■ PROBLEM TO WORK ON:
Using the data beneath, show every line that includes the word "image".

── EXERCISE INPUTS ──

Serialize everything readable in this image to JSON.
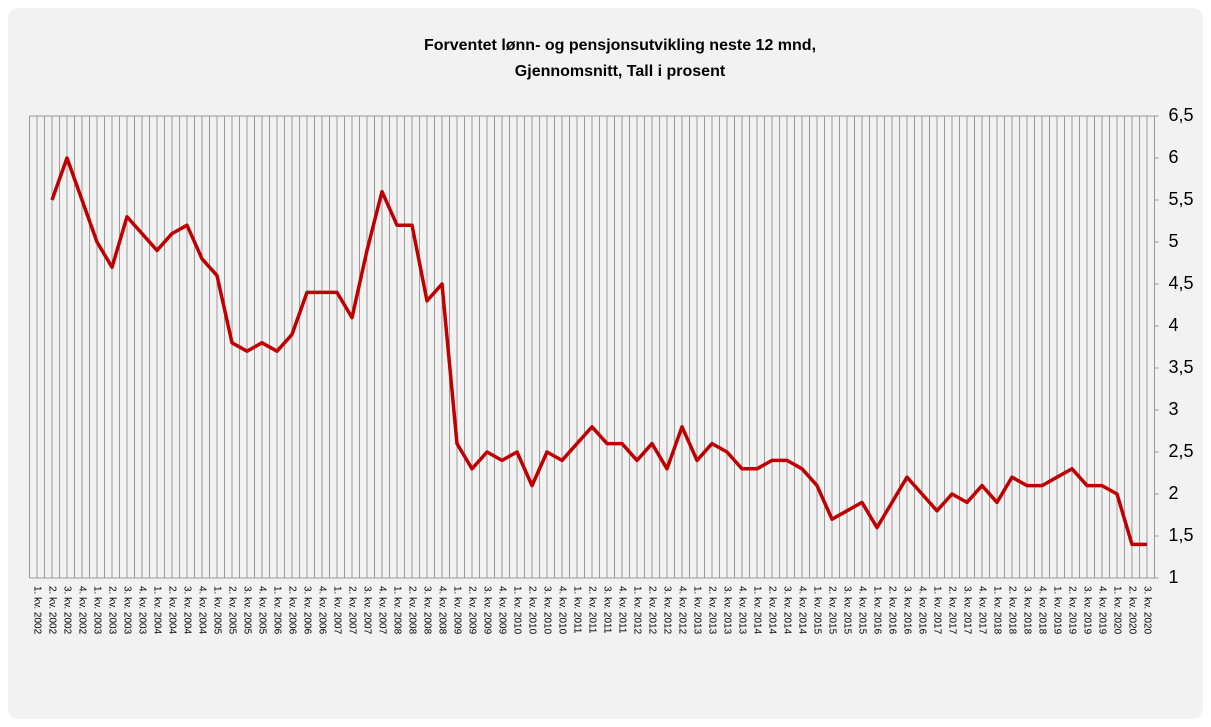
{
  "chart_data": {
    "type": "line",
    "title": [
      "Forventet lønn- og pensjonsutvikling neste 12 mnd,",
      "Gjennomsnitt, Tall i prosent"
    ],
    "categories": [
      "1. kv. 2002",
      "2. kv. 2002",
      "3. kv. 2002",
      "4. kv. 2002",
      "1. kv. 2003",
      "2. kv. 2003",
      "3. kv. 2003",
      "4. kv. 2003",
      "1. kv. 2004",
      "2. kv. 2004",
      "3. kv. 2004",
      "4. kv. 2004",
      "1. kv. 2005",
      "2. kv. 2005",
      "3. kv. 2005",
      "4. kv. 2005",
      "1. kv. 2006",
      "2. kv. 2006",
      "3. kv. 2006",
      "4. kv. 2006",
      "1. kv. 2007",
      "2. kv. 2007",
      "3. kv. 2007",
      "4. kv. 2007",
      "1. kv. 2008",
      "2. kv. 2008",
      "3. kv. 2008",
      "4. kv. 2008",
      "1. kv. 2009",
      "2. kv. 2009",
      "3. kv. 2009",
      "4. kv. 2009",
      "1. kv. 2010",
      "2. kv. 2010",
      "3. kv. 2010",
      "4. kv. 2010",
      "1. kv. 2011",
      "2. kv. 2011",
      "3. kv. 2011",
      "4. kv. 2011",
      "1. kv. 2012",
      "2. kv. 2012",
      "3. kv. 2012",
      "4. kv. 2012",
      "1. kv. 2013",
      "2. kv. 2013",
      "3. kv. 2013",
      "4. kv. 2013",
      "1. kv. 2014",
      "2. kv. 2014",
      "3. kv. 2014",
      "4. kv. 2014",
      "1. kv. 2015",
      "2. kv. 2015",
      "3. kv. 2015",
      "4. kv. 2015",
      "1. kv. 2016",
      "2. kv. 2016",
      "3. kv. 2016",
      "4. kv. 2016",
      "1. kv. 2017",
      "2. kv. 2017",
      "3. kv. 2017",
      "4. kv. 2017",
      "1. kv. 2018",
      "2. kv. 2018",
      "3. kv. 2018",
      "4. kv. 2018",
      "1. kv. 2019",
      "2. kv. 2019",
      "3. kv. 2019",
      "4. kv. 2019",
      "1. kv. 2020",
      "2. kv. 2020",
      "3. kv. 2020"
    ],
    "series": [
      {
        "color": "#c00000",
        "values": [
          null,
          5.5,
          6.0,
          5.5,
          5.0,
          4.7,
          5.3,
          5.1,
          4.9,
          5.1,
          5.2,
          4.8,
          4.6,
          3.8,
          3.7,
          3.8,
          3.7,
          3.9,
          4.4,
          4.4,
          4.4,
          4.1,
          4.9,
          5.6,
          5.2,
          5.2,
          4.3,
          4.5,
          2.6,
          2.3,
          2.5,
          2.4,
          2.5,
          2.1,
          2.5,
          2.4,
          2.6,
          2.8,
          2.6,
          2.6,
          2.4,
          2.6,
          2.3,
          2.8,
          2.4,
          2.6,
          2.5,
          2.3,
          2.3,
          2.4,
          2.4,
          2.3,
          2.1,
          1.7,
          1.8,
          1.9,
          1.6,
          1.9,
          2.2,
          2.0,
          1.8,
          2.0,
          1.9,
          2.1,
          1.9,
          2.2,
          2.1,
          2.1,
          2.2,
          2.3,
          2.1,
          2.1,
          2.0,
          1.4,
          1.4
        ]
      }
    ],
    "ylim": [
      1,
      6.5
    ],
    "yticks": [
      1,
      {
        "value": 1.5,
        "label": "1,5"
      },
      2,
      {
        "value": 2.5,
        "label": "2,5"
      },
      3,
      {
        "value": 3.5,
        "label": "3,5"
      },
      4,
      {
        "value": 4.5,
        "label": "4,5"
      },
      5,
      {
        "value": 5.5,
        "label": "5,5"
      },
      6,
      {
        "value": 6.5,
        "label": "6,5"
      }
    ],
    "yaxis_side": "right",
    "grid": "x"
  }
}
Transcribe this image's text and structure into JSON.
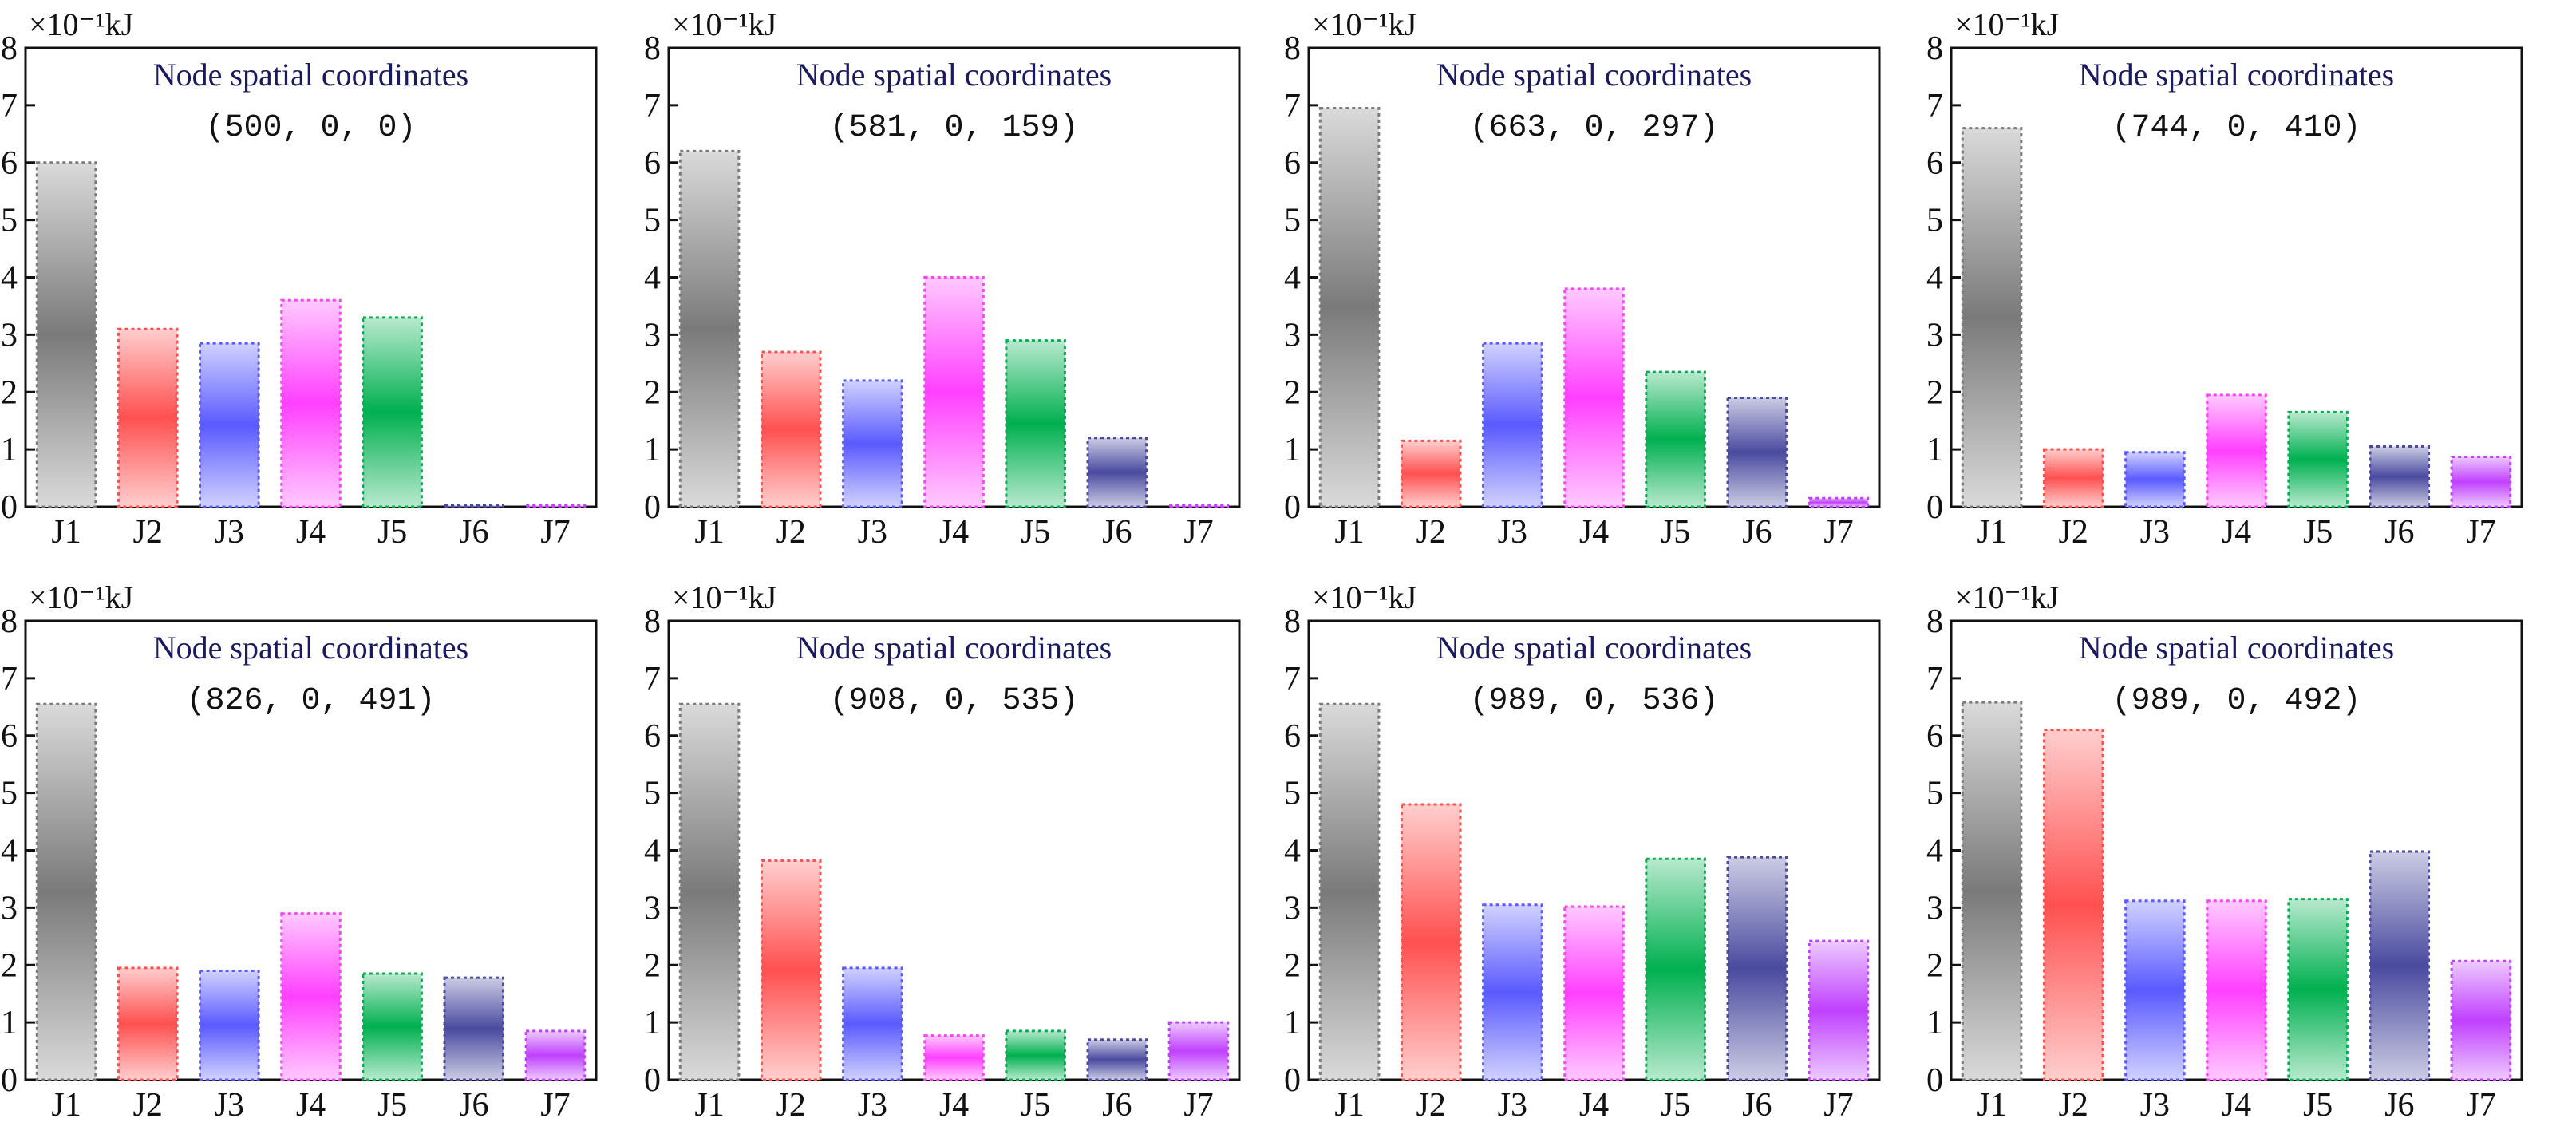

───

■ THE OUTPUT:
Serialize everything readable in this image to JSON.
Transcribe this image's text and structure into JSON.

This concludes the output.